WHAT THE TASK ASKS.
Return all lines from the listing below in which the string "with" occurs.

SUPPLIED MATERIAL.
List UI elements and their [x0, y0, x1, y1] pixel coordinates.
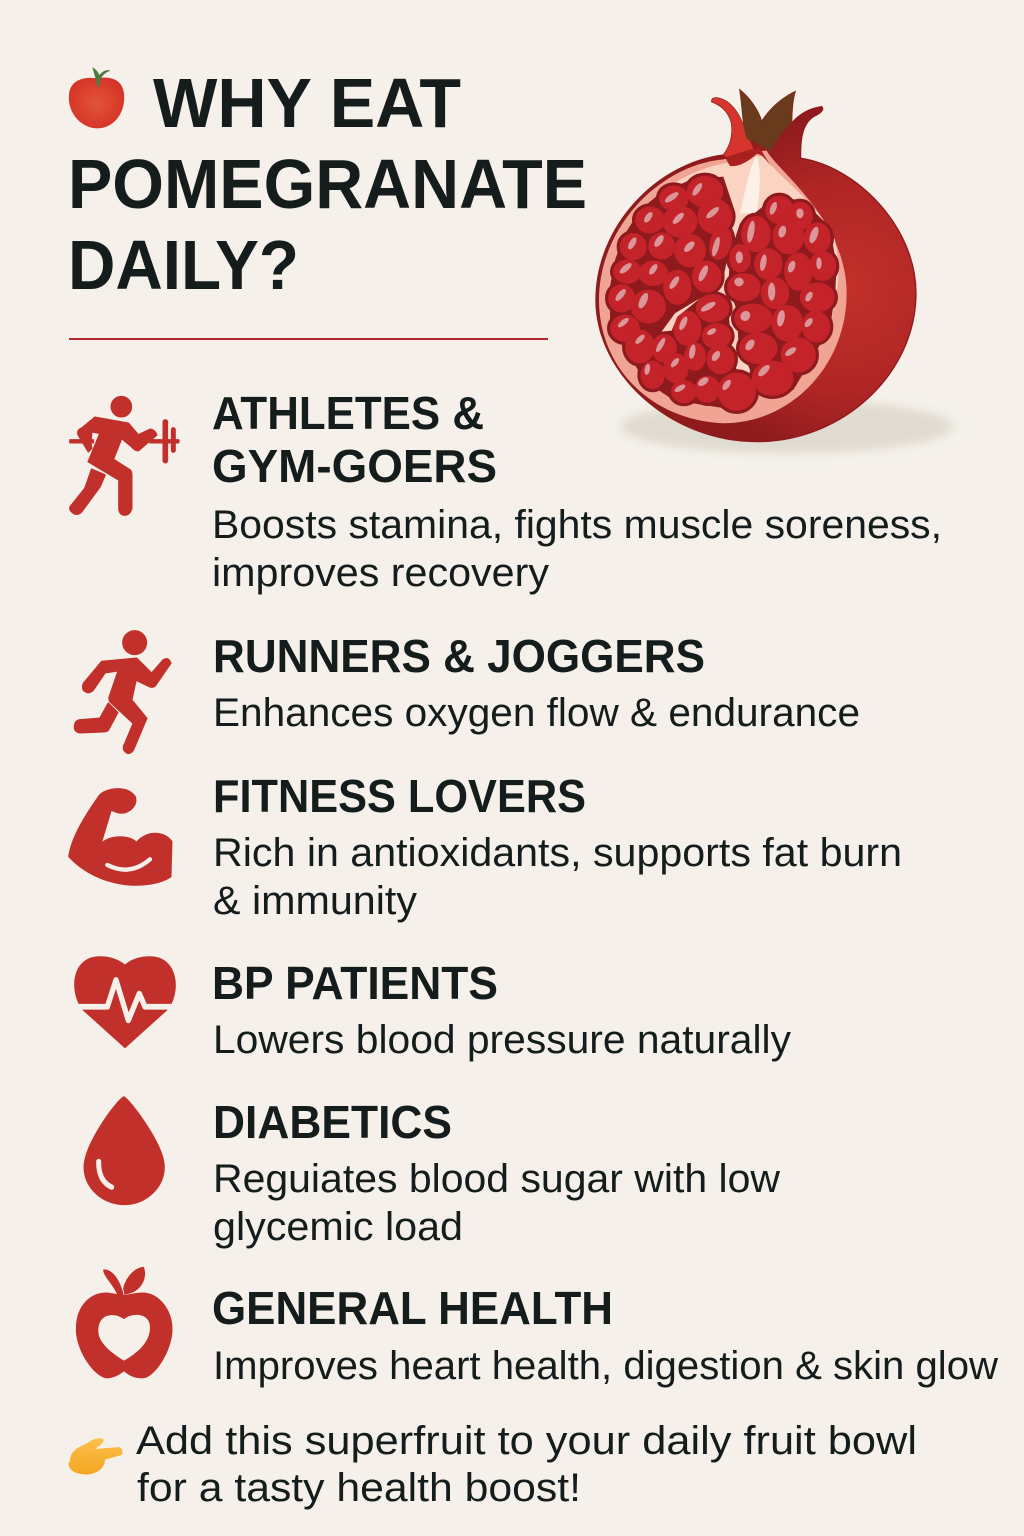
description: & immunity [213, 879, 417, 923]
item: diabetics [84, 1096, 780, 1249]
heading: FITNESS LOVERS [213, 770, 586, 822]
icon: blood drop [84, 1097, 164, 1204]
title: WHY EAT [153, 64, 461, 142]
rind [596, 90, 916, 442]
icon: heart with pulse [74, 957, 177, 1047]
call to action text [136, 1419, 917, 1510]
icon: apple with heart [77, 1268, 172, 1377]
description: Rich in antioxidants, supports fat burn [213, 831, 902, 875]
icon: runner [75, 631, 171, 753]
icon: flexed bicep [69, 789, 172, 885]
item: bp patients [74, 957, 791, 1062]
title: DAILY? [68, 226, 299, 304]
seed mass left [610, 177, 755, 410]
icon: red fruit [69, 67, 124, 128]
ground shadow [620, 400, 953, 453]
heading: ATHLETES & [212, 387, 484, 439]
heading: GYM-GOERS [212, 440, 497, 492]
item: general health [77, 1268, 998, 1388]
description: Enhances oxygen flow & endurance [213, 691, 860, 735]
illustration: halved pomegranate [596, 90, 953, 453]
description: Boosts stamina, fights muscle soreness, [212, 503, 942, 547]
item: fitness lovers [69, 770, 902, 923]
heading: BP PATIENTS [212, 957, 498, 1009]
call to action text: Add this superfruit to your daily fruit bowl [136, 1419, 917, 1463]
crown left petal [712, 98, 753, 163]
description [213, 831, 902, 923]
seed mass right [728, 195, 837, 390]
heading: DIABETICS [213, 1096, 452, 1148]
heading: RUNNERS & JOGGERS [213, 630, 705, 682]
description [212, 503, 942, 595]
seeds [609, 177, 835, 410]
description [213, 1157, 780, 1249]
pith [613, 155, 838, 400]
call to action text: for a tasty health boost! [137, 1466, 581, 1510]
description: Improves heart health, digestion & skin glow [213, 1344, 998, 1388]
title: POMEGRANATE [68, 145, 587, 223]
small pith gap [662, 298, 700, 332]
description: Lowers blood pressure naturally [213, 1018, 791, 1062]
cut face [599, 151, 847, 423]
heading: GENERAL HEALTH [212, 1282, 613, 1334]
footer callout [68, 1419, 917, 1510]
seed highlights [614, 182, 822, 394]
crown leaves [740, 90, 795, 152]
item: athletes and gym-goers [70, 387, 942, 595]
neck shading [725, 148, 772, 167]
centre highlight [740, 155, 760, 213]
icon: pointing hand [68, 1438, 123, 1475]
description: glycemic load [213, 1205, 463, 1249]
item: runners and joggers [75, 630, 860, 753]
title [68, 64, 587, 304]
description: improves recovery [212, 551, 549, 595]
description: Reguiates blood sugar with low [213, 1157, 780, 1201]
icon: athlete with dumbbell [70, 397, 179, 515]
heading [212, 387, 497, 492]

RESULT.
icon: heart with pulse [74, 957, 177, 1047]
icon: apple with heart [77, 1268, 172, 1377]
description: Reguiates blood sugar with low [213, 1157, 780, 1201]
icon: athlete with dumbbell [70, 397, 179, 515]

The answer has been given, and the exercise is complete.